[Задание 1] Назовите всех людей, которые упомянуты по имени в отрывке о Ницше и Платоне. Автора, указанного под заголовком, не считайте.
[Задание 2] Пожалуйста, продолжите отрывок о Ницше и Платоне после его последнего предложения.

[Отрывок для чтения]
▬▬▬

[<<Содержание] [Архив]        ЛЕХАИМ  ФЕВРАЛЬ 2010 ШВАТ 5770 – 2(214)

 

Дальше – Ницше

Аркадий Ковельман

Антиметафизическое миросозерцание –
да, но артистическое.

Ф. Ницше. «Воля к власти»

 

Хотите знать, что был «мир» для Фридриха Ницше? Вот этот мир: «Исполин силы, без начала и конца, прочная, литая громада силы, которая не становится ни больше, ни меньше, которая не расходуется, не тратится, только превращается, оставаясь как целое величиной неизменной… Дионисийский мир вечного самосотворения, вечного саморазрушения…» Этого «мира» Ницше нет в природе, он всего лишь миф, он никогда не существовал и не будет существовать. Этот «мир» Ницше украл у Платона из диалога «Тимей». Украв же, обвинил Платона в «испорченности потусторонности». Ведь Платон имел наглость считать, что кроме мира становления и превращения есть еще и потусторонний недвижимый мир, мир сущего, мир идей. Главная функция мира идей – служить богу-творцу образцом, шаблоном при творении мира становления и превращения. Бога-творца Платон назвал Ремесленником (Демиургом). Демиург творит материальный мир (мир становления), глядя на недвижимый первообраз, постигаемый разумом.

 

Александрийский еврей Филон в первом веке христианской эры истолковал Платона через библейский рассказ о творении. Сначала Б-г творит нечто, не имеющее видимого образа, идеальное. Потому и сказано: «Земля же была пуста и безвидна». По образцу мира идеального Б-г возводит материальный и видимый мир. Так архитектор, глядя в чертежи на вощеных табличках, строит город с дворцами, гаванями и рынками. Вслед за Филоном рабби Ошайя Раба в третьем столетии учил: «Царь земной, если строит дворец, не сам строит его, но зовет ремесленника, а ремесленник тоже не сам строит, но заглядывает в свитки и вощеные таблички и так узнает, как возвести комнаты, как устроить двери. Так и Святой, благословен Он, смотрел в Тору и творил мир» (Берешит раба, 1:1). Откуда рабби Ошайя узнал толкование Филона? Он жил в Кесарии Приморской (столице римской провинции Палестина) и общался там с отцом церкви Оригеном, который Филона читал и цитировал. От Оригена же пошла традиция к христианским богословам и европейским философам.

▬▬▬

[Элементы данных]
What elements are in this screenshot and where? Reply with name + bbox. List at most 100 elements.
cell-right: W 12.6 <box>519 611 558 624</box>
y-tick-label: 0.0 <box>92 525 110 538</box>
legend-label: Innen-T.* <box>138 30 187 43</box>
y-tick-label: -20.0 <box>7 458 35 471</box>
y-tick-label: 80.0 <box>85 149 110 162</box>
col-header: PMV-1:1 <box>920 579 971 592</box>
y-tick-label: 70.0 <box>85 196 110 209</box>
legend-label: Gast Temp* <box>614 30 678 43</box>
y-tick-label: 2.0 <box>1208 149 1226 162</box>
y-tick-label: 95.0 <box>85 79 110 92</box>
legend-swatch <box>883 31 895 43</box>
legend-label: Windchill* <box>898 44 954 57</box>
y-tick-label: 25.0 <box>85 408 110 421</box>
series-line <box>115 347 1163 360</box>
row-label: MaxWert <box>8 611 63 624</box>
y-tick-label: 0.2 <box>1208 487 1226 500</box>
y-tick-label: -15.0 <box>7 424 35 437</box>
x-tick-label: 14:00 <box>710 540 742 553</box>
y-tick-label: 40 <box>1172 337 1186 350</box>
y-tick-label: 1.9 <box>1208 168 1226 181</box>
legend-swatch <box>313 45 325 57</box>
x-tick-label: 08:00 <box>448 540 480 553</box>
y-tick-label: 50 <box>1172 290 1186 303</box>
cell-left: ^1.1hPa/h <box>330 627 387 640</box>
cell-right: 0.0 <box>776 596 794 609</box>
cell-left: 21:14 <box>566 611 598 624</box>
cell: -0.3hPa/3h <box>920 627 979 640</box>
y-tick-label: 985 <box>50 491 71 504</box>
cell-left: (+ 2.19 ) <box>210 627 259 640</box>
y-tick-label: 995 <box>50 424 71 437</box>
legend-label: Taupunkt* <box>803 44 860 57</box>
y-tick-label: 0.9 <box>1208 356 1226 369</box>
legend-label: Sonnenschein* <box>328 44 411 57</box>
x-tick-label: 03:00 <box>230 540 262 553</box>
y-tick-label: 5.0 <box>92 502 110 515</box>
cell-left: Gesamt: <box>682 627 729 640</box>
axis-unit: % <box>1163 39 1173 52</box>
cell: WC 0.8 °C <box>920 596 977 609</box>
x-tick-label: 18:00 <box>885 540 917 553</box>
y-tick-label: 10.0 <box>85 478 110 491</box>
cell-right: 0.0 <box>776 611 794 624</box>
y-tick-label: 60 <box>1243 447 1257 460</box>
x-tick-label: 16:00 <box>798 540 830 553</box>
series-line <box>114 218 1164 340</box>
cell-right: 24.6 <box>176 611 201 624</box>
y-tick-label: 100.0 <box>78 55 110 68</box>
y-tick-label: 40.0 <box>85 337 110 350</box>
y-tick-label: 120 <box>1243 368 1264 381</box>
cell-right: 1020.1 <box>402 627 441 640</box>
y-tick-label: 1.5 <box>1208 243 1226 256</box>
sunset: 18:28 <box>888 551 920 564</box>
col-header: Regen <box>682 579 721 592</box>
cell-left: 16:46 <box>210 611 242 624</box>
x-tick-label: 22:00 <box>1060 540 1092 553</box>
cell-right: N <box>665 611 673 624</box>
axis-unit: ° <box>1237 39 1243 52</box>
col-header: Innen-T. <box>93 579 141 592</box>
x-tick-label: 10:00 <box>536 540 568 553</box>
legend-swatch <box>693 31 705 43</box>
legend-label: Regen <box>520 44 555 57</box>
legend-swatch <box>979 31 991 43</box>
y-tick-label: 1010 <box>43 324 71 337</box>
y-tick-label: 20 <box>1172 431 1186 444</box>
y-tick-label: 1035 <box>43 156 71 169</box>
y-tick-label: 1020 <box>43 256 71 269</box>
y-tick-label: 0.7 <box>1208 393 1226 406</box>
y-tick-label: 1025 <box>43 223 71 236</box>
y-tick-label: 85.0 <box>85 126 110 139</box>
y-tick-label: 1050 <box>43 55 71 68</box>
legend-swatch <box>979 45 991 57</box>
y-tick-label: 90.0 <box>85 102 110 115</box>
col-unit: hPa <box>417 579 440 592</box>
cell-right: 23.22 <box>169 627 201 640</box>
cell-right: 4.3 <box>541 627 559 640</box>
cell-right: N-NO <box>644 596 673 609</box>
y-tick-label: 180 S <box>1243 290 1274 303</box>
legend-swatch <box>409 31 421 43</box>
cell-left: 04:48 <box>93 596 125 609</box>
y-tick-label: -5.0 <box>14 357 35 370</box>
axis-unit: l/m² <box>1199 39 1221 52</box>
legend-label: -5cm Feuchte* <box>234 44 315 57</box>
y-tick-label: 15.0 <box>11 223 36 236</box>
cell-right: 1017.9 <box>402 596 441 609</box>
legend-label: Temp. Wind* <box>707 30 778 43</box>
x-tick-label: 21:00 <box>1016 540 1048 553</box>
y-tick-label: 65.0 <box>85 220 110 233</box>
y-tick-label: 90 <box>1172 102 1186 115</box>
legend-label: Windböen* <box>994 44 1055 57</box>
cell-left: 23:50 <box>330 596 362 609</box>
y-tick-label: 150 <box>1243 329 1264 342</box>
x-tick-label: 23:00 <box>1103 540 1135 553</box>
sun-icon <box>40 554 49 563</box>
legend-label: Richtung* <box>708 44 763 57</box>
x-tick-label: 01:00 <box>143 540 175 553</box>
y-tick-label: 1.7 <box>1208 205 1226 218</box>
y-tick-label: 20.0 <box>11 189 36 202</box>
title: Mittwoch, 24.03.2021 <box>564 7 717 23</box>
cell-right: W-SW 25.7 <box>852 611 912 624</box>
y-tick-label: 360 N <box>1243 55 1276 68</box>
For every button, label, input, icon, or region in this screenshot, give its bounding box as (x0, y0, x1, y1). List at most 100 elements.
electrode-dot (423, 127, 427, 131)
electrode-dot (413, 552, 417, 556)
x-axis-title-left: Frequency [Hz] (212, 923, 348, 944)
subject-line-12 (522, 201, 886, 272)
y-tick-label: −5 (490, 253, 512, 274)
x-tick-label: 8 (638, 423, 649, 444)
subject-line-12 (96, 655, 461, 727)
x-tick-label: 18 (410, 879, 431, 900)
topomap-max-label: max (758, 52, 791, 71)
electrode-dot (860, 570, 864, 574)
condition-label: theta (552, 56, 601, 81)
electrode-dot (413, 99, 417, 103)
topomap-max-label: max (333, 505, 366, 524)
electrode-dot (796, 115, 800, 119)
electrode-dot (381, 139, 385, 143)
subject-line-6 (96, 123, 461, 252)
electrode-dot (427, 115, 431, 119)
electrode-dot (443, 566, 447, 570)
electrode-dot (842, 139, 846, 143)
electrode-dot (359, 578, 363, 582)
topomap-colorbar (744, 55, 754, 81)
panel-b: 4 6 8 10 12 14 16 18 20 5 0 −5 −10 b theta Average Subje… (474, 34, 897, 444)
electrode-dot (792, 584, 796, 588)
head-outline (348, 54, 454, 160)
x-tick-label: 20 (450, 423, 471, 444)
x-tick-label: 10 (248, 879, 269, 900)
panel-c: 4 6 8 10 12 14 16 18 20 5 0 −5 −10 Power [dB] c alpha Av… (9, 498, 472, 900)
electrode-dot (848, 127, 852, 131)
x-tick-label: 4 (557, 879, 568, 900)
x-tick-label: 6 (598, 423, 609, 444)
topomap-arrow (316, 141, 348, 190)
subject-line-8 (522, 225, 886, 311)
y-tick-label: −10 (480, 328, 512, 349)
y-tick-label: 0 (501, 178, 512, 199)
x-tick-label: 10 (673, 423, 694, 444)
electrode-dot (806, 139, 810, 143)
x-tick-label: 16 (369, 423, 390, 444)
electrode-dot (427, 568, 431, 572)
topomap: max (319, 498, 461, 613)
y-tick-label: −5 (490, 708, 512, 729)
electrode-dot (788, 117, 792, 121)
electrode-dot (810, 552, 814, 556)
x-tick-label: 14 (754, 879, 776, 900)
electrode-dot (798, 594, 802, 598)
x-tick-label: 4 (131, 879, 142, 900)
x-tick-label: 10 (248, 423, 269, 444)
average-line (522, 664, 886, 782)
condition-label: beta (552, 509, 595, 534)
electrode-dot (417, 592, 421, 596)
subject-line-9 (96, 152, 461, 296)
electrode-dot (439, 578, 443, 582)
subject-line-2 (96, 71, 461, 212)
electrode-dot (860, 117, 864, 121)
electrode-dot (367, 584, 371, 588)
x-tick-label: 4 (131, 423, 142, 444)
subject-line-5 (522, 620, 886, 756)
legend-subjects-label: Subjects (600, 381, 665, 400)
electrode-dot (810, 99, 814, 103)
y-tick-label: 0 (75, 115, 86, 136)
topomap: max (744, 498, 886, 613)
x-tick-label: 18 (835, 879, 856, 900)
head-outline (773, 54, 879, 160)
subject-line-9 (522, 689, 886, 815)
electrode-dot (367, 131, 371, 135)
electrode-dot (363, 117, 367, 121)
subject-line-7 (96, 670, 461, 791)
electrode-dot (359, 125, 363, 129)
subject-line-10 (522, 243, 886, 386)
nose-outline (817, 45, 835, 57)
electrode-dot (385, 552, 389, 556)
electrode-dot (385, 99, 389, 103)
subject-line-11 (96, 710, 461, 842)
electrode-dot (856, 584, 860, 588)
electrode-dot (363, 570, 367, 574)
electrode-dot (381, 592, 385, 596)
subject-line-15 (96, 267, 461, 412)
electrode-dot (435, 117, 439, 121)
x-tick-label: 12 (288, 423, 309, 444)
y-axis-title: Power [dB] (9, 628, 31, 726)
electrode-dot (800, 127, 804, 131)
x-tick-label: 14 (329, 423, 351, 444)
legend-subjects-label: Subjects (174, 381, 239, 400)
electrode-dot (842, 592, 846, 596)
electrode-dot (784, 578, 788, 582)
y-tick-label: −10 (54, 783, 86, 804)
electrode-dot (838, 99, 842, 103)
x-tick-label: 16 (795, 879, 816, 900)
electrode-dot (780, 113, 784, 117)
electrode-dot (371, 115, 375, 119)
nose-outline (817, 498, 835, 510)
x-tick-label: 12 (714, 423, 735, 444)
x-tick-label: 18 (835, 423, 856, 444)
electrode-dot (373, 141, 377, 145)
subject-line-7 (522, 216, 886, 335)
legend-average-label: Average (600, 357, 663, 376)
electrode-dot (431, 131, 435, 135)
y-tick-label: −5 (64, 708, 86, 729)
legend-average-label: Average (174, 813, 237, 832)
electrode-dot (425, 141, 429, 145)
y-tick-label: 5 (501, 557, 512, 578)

▬▬▬

[Ответ 1] Фридрих Ницше, Платон, Филон, рабби Ошайя Раба, Ориген.

[Ответ 2]
Эту традицию Ницше отверг. Время ее отвергло. В XIX столетии небеса рухнули на землю, не стало опоры для морали и ценностей. Нигилизм захлестнул все. И тогда Ницше предложил выход. Если «всеобщее счастье» и «справедливость» – только лицемерный обман евреев и христиан, если нет «потустороннего мира», а «Б-г умер», то ценность осталась лишь одна – самое жизнь в пакете с болью и тоской. Нет ничего «по ту сторону бытия»: ни блага, ни Б-га, ни ангелов. Лишь этот мир существует. «Хотите знать имя этому миру?» – спрашивает философ. И отвечает: «Этот мир есть воля к могуществу и ничего, кроме этого». Если же кого-то тошнит и от воли, и от могущества, если муть подступает к горлу, так ведь Ницше и не обещал «счастья», он презирал «удовольствие». Единственная ценность для него – умножение жизни, изобилие жизни, пусть ценой боли (тем лучше!). Ведь все, что нужно, это (по слову Пастернака)

 

…быть живым, живым и только,

Живым и только до конца.

 

Воля к могуществу разлита повсюду. Сильный атом притягивает, старается поглотить. Слабый атом отталкивает, сопротивляется поглощению. Протоплазма простирает свои псевдоподии и ощупывает ими все вокруг себя. Здесь нет «закона», говорит Ницше, а есть лишь степень сопротивления и превосходства мощи. Закона нет: каждая власть в каждый данный момент развивается до последних своих пределов.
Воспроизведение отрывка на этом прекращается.